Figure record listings
****************************************

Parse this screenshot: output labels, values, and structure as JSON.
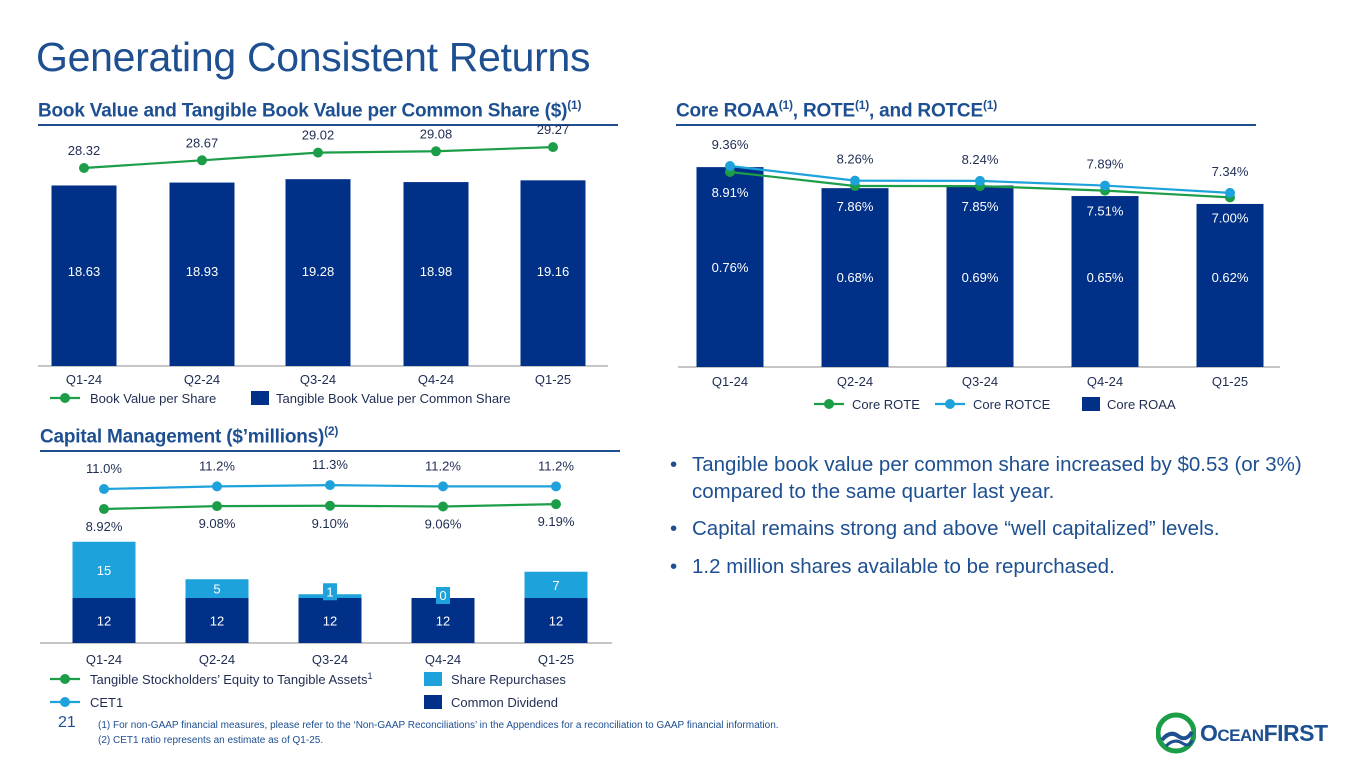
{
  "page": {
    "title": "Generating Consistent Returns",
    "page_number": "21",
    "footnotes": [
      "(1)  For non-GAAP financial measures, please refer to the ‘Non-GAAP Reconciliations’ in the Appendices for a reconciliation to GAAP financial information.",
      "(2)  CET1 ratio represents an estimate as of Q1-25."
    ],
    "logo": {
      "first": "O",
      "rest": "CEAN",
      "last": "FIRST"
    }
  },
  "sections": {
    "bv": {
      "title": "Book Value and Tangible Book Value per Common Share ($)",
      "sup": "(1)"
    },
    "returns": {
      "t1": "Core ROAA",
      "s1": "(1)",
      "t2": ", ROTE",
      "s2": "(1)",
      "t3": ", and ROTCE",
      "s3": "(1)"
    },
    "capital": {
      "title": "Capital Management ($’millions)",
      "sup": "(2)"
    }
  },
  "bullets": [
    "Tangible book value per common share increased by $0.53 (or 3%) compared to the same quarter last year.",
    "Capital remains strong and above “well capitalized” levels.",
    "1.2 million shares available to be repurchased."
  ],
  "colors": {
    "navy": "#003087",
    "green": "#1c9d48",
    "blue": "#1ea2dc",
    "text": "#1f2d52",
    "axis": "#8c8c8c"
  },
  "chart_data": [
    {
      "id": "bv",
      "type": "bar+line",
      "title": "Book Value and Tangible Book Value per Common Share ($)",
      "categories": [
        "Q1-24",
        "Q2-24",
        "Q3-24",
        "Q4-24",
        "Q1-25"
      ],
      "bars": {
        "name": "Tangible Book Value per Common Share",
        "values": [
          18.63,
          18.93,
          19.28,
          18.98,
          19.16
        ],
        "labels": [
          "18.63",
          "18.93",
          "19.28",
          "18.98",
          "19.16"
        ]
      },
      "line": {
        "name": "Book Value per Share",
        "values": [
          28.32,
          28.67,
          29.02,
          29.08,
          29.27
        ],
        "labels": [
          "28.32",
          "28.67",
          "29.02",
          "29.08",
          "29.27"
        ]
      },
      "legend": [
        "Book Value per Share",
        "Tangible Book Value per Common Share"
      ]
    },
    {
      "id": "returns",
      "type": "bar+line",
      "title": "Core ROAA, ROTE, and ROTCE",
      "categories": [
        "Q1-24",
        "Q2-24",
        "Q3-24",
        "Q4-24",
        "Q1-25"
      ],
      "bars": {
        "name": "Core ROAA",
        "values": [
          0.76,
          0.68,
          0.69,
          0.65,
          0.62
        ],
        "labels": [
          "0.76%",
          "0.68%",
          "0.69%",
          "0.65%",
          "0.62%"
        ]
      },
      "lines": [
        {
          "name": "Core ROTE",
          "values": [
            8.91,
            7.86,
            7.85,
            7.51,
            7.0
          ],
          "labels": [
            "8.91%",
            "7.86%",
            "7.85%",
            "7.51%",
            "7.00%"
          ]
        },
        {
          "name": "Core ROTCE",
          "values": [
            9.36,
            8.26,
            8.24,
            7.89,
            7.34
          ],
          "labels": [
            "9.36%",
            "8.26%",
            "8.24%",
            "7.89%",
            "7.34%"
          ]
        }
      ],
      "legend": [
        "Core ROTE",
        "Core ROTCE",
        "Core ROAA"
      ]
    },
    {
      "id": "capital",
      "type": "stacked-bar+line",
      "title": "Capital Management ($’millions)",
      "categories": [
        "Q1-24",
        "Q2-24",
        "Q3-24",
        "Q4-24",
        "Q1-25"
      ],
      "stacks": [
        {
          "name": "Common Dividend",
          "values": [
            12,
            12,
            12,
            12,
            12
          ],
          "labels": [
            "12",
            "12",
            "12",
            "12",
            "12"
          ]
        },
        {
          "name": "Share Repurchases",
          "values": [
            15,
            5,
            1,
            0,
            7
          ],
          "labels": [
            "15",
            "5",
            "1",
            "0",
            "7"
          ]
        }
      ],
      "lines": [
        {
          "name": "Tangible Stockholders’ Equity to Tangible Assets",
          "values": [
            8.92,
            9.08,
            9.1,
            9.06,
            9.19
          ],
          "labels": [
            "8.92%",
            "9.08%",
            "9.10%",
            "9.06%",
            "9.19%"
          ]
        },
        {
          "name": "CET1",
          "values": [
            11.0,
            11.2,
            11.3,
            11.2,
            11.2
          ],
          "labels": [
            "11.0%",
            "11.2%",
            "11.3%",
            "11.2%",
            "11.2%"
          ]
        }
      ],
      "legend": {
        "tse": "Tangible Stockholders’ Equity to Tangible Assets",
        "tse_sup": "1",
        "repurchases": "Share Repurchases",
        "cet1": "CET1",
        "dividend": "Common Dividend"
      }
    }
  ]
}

****************************************

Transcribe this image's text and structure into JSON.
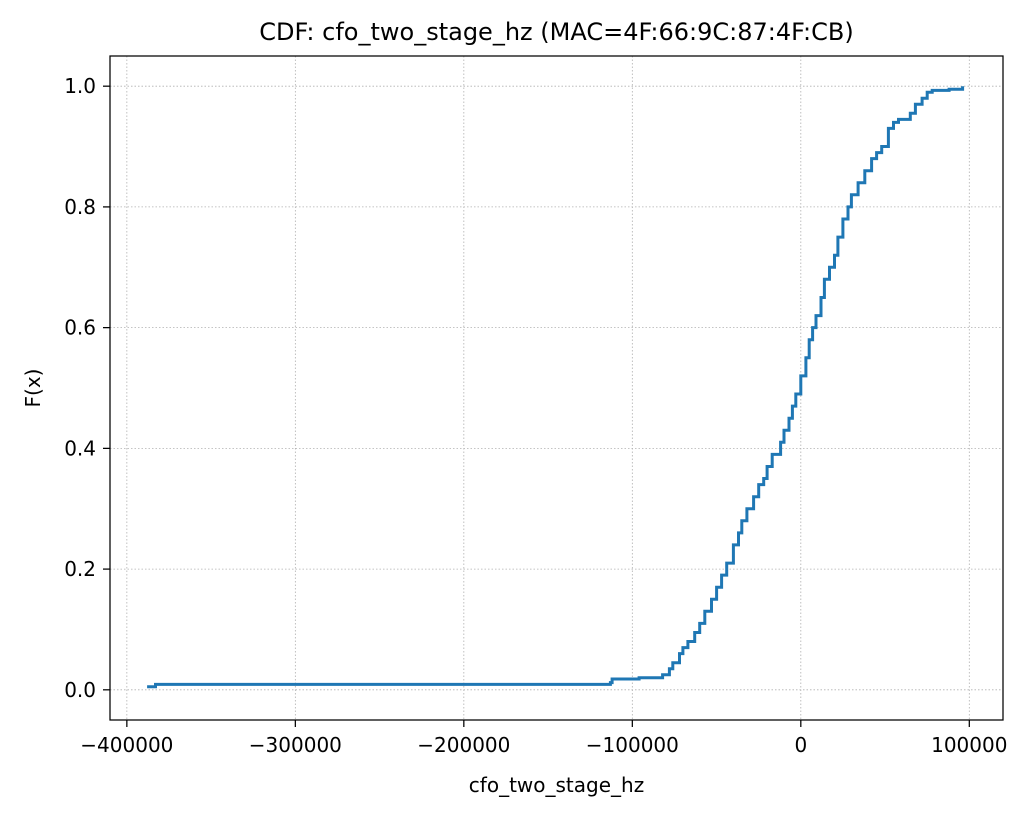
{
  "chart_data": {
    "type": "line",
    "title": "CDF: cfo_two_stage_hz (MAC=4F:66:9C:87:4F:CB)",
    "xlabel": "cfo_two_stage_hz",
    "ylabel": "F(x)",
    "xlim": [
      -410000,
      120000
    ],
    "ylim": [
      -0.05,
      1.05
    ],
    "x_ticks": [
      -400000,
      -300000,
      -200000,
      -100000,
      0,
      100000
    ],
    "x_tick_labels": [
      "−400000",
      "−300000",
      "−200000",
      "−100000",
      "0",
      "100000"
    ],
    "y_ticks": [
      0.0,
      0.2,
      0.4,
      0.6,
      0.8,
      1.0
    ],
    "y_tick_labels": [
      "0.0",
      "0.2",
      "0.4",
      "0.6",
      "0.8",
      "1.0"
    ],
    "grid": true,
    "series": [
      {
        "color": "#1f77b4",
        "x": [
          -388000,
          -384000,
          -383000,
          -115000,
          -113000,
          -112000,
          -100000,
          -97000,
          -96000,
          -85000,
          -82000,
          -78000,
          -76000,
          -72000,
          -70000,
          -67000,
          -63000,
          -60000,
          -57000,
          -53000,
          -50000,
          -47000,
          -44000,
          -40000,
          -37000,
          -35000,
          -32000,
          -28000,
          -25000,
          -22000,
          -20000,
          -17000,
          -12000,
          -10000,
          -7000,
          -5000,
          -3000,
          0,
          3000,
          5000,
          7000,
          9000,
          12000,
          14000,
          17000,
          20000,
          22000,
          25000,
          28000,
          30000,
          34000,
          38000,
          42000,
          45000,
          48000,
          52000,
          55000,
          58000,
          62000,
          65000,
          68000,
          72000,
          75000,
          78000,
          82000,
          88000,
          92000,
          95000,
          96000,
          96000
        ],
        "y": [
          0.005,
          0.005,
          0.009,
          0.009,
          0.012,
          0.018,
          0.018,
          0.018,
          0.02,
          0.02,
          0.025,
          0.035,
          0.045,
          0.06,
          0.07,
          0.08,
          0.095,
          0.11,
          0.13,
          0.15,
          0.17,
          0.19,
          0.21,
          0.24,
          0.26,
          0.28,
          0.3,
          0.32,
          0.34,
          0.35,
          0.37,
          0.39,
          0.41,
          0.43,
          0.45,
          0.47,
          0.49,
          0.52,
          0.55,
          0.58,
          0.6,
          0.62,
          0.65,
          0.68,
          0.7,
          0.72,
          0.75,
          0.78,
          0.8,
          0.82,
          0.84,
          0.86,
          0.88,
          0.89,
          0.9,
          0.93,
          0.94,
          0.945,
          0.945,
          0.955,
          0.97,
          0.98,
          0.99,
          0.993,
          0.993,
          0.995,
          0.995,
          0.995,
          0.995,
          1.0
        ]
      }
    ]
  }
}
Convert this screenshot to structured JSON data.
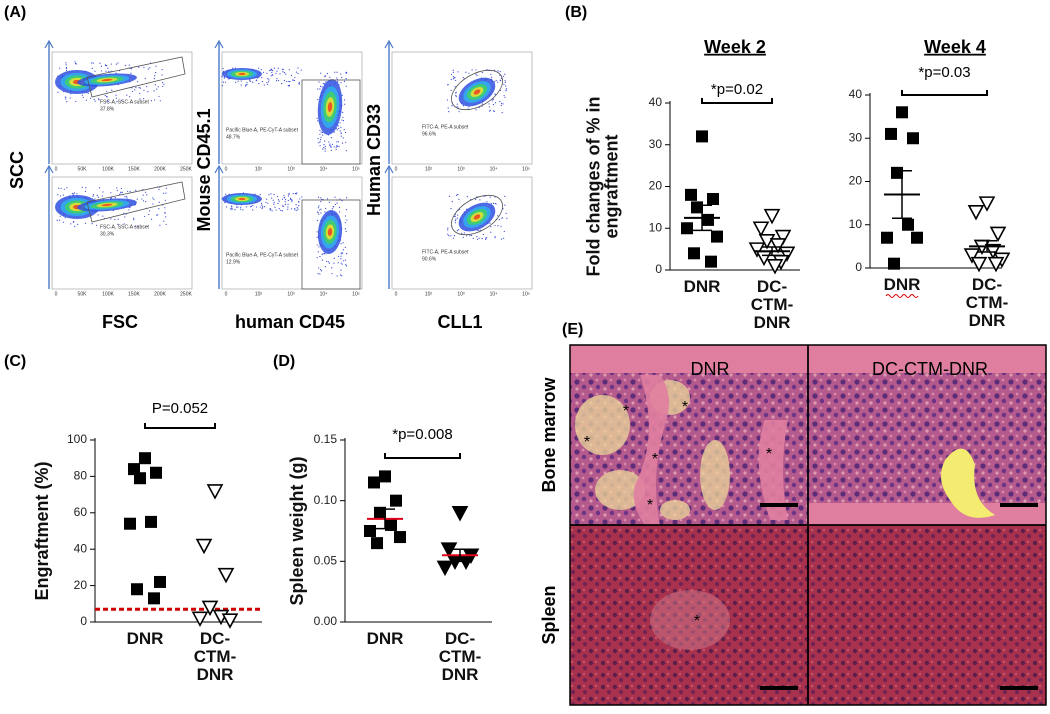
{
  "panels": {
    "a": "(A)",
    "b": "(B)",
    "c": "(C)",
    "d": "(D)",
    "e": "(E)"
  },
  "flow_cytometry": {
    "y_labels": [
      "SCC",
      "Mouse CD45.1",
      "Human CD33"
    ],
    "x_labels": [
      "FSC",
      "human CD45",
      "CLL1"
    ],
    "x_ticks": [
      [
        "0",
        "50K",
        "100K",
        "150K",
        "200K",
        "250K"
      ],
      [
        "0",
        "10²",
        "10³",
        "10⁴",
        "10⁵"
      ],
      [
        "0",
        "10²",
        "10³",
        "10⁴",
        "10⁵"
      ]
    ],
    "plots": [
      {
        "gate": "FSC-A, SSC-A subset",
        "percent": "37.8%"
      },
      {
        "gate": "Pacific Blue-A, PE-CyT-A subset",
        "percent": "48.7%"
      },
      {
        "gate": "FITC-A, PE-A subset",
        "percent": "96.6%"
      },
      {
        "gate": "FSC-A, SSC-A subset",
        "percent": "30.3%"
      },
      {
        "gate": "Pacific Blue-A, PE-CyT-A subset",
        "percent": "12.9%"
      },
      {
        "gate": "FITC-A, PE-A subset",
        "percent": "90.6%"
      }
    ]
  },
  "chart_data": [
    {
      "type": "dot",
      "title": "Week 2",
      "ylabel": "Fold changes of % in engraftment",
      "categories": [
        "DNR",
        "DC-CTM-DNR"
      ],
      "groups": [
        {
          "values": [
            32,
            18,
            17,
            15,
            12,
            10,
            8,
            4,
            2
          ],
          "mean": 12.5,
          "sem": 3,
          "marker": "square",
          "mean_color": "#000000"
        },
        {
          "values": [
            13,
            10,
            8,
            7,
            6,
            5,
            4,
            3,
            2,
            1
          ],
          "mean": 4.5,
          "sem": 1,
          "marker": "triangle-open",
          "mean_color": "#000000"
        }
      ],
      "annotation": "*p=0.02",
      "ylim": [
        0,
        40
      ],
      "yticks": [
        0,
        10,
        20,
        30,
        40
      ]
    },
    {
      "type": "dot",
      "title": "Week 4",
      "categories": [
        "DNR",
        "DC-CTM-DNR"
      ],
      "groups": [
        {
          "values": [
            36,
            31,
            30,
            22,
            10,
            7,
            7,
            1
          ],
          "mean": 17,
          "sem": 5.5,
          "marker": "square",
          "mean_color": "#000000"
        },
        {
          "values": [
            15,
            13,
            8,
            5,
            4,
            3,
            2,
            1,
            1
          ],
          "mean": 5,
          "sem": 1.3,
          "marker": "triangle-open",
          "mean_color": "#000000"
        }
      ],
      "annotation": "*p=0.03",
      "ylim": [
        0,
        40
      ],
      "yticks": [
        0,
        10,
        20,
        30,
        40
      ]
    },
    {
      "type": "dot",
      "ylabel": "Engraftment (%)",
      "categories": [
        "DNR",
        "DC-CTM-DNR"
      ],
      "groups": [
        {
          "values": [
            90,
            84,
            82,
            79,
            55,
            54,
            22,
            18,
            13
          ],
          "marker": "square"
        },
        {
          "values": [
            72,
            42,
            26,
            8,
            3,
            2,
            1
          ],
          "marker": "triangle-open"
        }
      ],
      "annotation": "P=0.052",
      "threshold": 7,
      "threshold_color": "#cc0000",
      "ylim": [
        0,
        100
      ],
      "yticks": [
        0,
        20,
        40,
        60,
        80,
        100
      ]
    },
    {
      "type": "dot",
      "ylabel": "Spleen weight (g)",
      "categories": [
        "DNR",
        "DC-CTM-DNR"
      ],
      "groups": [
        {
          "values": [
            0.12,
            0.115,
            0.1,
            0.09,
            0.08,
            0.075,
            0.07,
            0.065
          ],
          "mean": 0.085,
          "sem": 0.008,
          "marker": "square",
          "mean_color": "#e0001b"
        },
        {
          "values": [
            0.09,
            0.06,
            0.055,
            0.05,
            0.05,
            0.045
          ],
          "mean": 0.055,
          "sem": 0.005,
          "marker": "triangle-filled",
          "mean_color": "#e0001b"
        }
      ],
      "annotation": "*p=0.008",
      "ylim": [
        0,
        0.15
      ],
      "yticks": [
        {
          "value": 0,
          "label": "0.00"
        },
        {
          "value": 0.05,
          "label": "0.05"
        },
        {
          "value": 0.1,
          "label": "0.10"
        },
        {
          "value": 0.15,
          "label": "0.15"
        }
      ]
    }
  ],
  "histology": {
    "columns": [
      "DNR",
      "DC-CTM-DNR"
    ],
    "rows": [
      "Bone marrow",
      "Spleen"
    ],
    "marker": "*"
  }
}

****************************************

DESCRIPTION OF THE TASK:
Work through the records line by line and tally those with the word "Equity". Report only the total.

WRITTEN ANSWER:
2